-- Start EXTRACTED INFORMATION --

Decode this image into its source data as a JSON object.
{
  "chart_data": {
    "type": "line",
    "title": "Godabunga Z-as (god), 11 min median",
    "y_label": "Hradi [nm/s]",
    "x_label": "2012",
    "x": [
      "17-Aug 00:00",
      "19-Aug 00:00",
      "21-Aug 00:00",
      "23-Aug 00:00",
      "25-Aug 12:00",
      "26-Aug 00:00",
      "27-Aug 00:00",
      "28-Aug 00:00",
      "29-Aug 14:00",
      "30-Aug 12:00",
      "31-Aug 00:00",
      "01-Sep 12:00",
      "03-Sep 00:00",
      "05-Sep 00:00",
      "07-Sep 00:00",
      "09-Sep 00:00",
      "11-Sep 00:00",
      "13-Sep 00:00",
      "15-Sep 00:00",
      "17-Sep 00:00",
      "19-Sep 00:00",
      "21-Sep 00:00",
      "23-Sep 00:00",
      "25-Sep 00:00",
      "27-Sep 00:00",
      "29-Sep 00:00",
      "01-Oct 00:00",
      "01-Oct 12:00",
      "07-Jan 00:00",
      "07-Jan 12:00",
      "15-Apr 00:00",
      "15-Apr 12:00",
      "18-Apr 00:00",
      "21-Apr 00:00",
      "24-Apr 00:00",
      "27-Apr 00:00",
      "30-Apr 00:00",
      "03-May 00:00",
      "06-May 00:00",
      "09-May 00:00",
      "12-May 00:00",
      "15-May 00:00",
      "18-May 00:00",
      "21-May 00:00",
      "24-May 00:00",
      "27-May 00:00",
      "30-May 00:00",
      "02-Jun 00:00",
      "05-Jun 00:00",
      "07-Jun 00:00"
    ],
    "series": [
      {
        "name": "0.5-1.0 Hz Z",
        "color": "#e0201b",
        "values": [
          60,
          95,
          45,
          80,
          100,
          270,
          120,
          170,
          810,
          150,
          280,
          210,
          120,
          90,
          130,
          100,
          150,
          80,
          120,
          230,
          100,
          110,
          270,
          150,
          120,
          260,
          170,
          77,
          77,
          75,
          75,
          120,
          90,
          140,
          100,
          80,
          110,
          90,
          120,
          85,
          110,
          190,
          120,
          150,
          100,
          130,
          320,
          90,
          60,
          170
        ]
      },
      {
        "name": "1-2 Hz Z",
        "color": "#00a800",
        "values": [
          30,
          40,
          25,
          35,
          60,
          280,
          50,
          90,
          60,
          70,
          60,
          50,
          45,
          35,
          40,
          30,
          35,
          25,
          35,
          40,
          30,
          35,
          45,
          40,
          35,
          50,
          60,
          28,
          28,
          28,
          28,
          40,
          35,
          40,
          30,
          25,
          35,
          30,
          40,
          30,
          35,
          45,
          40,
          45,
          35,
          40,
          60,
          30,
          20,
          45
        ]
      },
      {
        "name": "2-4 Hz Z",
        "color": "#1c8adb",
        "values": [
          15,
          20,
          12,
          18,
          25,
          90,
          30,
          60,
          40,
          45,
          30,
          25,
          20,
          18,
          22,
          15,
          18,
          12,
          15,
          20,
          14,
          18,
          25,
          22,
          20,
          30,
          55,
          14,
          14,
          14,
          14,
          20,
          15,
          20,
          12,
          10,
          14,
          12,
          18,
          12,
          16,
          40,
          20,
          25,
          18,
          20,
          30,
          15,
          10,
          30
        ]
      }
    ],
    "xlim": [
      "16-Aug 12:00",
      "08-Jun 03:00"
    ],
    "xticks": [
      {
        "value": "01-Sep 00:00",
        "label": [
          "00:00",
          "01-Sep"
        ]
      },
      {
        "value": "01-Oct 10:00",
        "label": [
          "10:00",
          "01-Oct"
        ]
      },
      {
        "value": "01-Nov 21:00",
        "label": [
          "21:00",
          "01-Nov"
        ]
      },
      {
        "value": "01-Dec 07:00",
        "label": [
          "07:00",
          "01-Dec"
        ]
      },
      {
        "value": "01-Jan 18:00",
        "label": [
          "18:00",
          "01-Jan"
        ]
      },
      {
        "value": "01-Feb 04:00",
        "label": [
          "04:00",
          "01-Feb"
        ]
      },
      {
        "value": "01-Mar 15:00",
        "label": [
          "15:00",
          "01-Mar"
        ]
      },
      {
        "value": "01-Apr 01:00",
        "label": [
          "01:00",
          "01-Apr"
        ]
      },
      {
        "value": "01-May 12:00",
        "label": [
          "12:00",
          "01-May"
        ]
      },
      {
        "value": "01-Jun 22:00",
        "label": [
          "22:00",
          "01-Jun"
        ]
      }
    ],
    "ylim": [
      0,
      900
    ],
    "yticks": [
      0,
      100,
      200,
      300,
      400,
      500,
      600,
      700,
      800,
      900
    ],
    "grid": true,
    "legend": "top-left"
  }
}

-- End EXTRACTED INFORMATION --

In the entries above, locate every line with the word "color" and copy it.

        "color": "#e0201b",
        "color": "#00a800",
        "color": "#1c8adb",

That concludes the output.